Data listing —
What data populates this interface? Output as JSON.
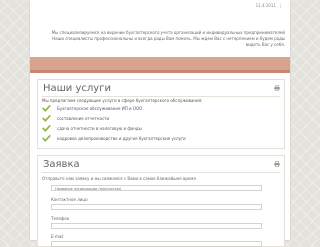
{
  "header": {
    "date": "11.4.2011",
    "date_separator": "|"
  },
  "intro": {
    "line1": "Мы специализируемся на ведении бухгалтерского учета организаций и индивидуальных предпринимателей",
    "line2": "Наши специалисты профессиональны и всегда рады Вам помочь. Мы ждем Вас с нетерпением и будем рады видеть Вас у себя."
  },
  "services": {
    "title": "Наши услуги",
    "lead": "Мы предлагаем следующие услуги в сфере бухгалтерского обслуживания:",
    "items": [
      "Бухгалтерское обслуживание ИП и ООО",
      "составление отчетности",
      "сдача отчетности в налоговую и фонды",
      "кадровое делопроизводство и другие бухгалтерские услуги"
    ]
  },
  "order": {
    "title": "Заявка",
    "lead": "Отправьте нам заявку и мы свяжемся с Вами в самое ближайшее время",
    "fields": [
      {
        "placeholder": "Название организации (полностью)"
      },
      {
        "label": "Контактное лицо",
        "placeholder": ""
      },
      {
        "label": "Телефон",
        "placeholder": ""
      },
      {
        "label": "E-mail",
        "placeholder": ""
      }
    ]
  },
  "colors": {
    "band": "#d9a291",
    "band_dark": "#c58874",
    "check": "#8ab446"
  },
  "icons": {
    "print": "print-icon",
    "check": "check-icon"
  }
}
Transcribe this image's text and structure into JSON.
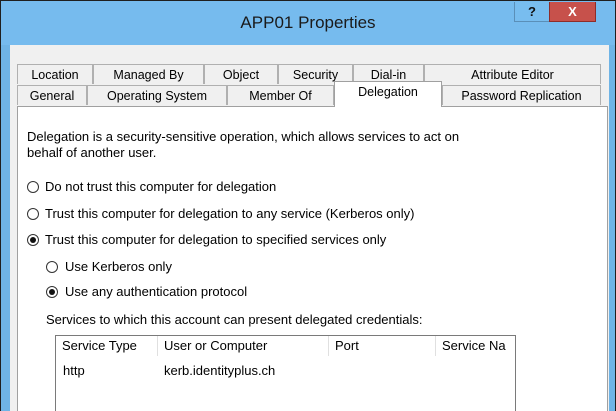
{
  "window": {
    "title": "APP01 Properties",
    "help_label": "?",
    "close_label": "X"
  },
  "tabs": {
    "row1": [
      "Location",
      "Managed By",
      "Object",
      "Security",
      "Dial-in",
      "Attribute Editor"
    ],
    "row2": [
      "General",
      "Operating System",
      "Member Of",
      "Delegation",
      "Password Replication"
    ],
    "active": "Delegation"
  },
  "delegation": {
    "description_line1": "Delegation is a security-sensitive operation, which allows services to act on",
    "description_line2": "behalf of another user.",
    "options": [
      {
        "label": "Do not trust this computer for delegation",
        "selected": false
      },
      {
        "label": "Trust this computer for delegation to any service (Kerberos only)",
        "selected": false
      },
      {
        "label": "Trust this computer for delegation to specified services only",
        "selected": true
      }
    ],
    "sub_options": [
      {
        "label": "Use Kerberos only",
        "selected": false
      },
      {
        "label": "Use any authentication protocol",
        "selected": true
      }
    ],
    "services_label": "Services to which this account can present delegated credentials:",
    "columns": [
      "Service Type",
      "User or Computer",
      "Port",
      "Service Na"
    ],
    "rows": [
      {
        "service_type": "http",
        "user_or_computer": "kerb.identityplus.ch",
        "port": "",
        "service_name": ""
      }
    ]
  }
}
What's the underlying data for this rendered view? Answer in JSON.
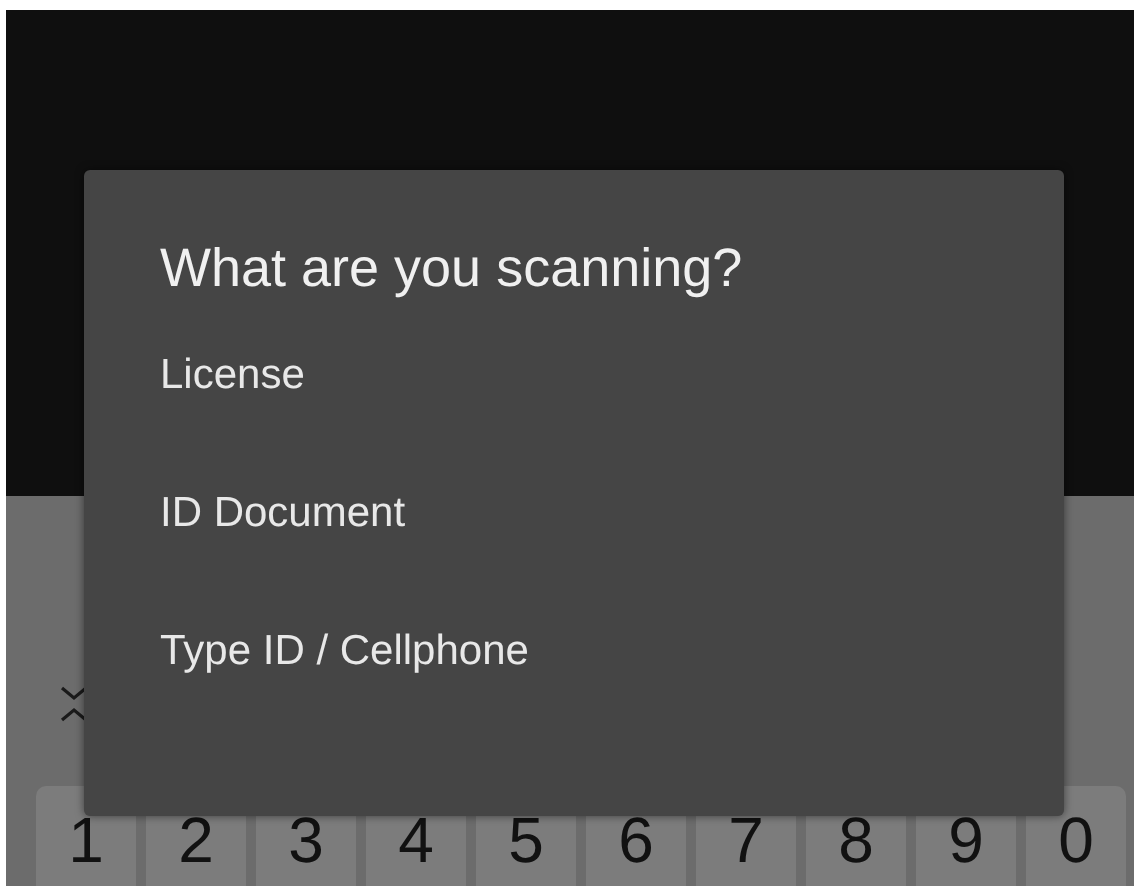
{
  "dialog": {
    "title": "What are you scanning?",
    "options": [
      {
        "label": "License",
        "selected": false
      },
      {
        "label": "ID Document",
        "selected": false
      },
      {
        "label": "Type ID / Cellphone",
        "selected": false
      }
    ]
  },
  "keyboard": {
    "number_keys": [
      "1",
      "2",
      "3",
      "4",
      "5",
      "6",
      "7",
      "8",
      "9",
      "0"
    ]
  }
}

* * *

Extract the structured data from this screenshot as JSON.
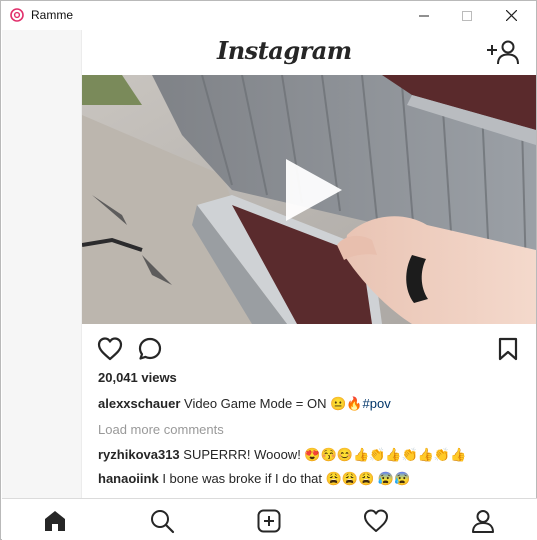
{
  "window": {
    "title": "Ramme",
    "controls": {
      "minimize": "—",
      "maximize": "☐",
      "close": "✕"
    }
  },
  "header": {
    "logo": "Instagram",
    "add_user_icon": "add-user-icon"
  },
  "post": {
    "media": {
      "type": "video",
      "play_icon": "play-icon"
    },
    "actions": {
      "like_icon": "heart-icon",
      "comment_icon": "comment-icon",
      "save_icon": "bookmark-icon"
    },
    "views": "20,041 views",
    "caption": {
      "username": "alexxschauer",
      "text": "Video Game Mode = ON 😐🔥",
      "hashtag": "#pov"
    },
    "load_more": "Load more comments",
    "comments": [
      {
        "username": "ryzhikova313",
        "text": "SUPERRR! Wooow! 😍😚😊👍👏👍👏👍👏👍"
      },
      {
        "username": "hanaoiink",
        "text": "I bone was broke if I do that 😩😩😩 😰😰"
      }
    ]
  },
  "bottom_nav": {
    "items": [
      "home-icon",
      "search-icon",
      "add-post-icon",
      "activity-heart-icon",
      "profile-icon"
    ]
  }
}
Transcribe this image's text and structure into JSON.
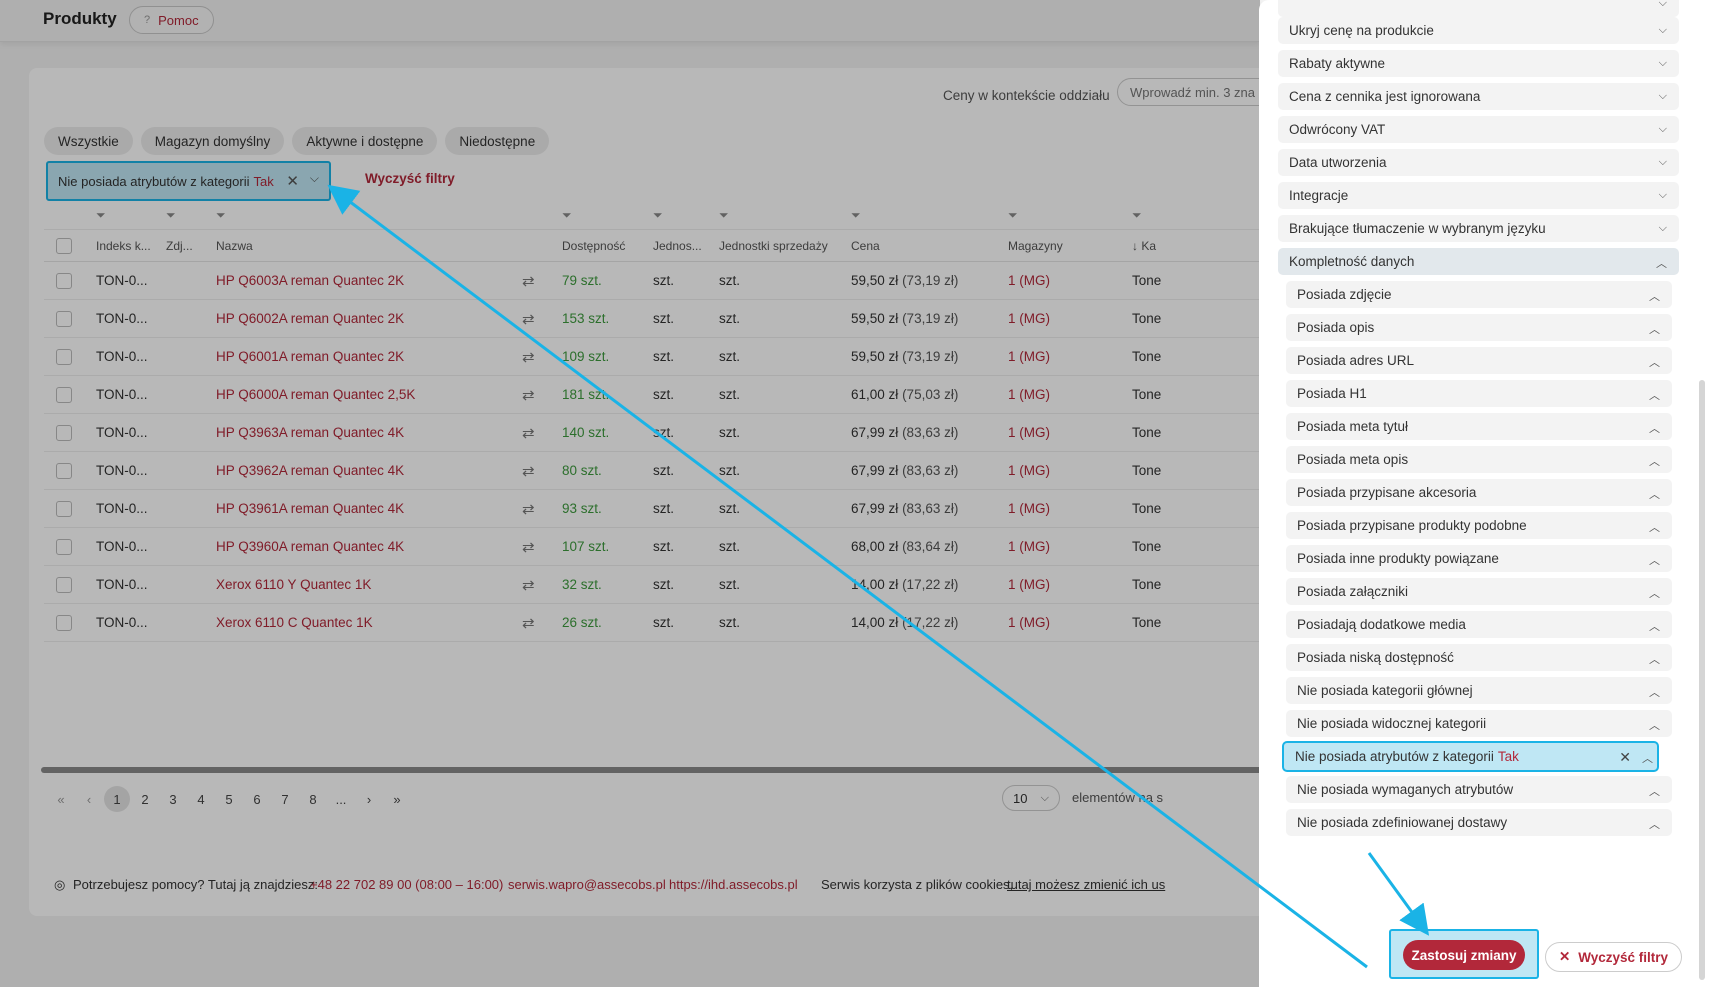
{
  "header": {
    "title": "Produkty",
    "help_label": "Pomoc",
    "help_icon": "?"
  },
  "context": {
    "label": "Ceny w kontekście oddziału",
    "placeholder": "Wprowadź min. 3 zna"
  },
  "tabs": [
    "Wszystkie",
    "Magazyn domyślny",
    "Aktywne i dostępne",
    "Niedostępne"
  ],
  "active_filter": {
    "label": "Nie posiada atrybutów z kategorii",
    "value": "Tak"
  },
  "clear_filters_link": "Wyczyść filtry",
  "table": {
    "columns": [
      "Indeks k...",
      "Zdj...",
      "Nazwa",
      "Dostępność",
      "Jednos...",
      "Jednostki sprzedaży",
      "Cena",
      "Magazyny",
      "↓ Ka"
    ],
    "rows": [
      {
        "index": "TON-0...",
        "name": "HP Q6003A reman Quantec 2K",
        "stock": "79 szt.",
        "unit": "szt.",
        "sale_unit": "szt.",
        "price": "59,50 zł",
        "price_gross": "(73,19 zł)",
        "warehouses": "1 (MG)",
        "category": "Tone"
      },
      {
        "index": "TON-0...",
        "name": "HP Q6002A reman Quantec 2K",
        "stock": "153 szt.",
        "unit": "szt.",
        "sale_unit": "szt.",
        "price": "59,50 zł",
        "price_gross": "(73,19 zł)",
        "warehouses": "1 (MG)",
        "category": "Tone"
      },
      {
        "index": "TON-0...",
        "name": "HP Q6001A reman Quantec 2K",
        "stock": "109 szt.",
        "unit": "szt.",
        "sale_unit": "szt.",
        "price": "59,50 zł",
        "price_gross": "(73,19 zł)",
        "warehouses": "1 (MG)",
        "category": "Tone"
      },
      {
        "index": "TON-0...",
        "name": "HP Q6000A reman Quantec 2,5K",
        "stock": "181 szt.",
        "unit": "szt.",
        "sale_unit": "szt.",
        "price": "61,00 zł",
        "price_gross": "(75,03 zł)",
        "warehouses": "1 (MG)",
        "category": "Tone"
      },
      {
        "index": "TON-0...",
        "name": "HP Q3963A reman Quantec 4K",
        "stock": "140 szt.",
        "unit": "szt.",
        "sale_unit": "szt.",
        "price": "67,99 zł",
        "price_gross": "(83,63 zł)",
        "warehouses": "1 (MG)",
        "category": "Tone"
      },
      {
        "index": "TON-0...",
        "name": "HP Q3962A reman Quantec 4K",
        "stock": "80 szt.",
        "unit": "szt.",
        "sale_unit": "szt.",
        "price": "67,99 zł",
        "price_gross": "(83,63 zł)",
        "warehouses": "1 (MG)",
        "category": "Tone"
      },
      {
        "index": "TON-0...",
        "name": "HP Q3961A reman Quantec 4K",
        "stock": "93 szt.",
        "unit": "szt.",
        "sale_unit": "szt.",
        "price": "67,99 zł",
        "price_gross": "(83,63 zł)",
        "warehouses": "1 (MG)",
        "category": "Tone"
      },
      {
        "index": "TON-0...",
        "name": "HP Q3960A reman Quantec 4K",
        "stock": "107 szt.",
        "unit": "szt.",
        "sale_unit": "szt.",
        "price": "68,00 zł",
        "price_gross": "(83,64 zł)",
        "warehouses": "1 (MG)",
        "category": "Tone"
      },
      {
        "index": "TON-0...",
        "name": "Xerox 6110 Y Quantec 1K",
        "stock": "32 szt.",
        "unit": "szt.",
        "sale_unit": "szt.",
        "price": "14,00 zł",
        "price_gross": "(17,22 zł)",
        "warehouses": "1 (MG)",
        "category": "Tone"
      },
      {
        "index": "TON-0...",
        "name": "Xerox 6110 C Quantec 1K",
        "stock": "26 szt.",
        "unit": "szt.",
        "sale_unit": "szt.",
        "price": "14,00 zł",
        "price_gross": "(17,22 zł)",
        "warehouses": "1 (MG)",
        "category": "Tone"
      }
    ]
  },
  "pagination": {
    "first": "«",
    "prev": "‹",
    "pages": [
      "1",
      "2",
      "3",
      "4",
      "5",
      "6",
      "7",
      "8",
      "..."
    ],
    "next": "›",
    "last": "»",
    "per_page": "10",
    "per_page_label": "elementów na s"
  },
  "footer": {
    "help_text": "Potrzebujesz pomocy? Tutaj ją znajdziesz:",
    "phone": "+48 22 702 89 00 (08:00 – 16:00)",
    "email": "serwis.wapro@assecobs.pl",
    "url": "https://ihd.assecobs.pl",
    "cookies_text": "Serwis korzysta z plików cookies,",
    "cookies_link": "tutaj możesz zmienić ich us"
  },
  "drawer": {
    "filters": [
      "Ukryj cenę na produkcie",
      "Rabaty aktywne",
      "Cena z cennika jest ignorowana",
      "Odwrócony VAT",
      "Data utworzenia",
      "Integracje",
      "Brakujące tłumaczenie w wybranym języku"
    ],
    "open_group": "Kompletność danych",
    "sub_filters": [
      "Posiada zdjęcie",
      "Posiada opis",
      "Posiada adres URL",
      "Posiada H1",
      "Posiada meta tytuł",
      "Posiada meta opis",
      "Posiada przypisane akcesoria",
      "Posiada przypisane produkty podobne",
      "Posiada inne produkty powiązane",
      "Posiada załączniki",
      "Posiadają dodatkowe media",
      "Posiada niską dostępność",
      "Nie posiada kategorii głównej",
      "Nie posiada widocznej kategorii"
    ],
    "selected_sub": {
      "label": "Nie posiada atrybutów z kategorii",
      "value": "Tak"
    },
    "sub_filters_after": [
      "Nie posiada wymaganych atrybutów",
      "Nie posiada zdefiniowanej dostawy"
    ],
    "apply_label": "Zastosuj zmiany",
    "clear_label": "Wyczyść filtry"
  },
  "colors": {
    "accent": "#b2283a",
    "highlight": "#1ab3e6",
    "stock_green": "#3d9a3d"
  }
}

Objective —
From the listing above, copy every line that includes the word "assecobs".

Correct output —
    "email": "serwis.wapro@assecobs.pl",
    "url": "https://ihd.assecobs.pl",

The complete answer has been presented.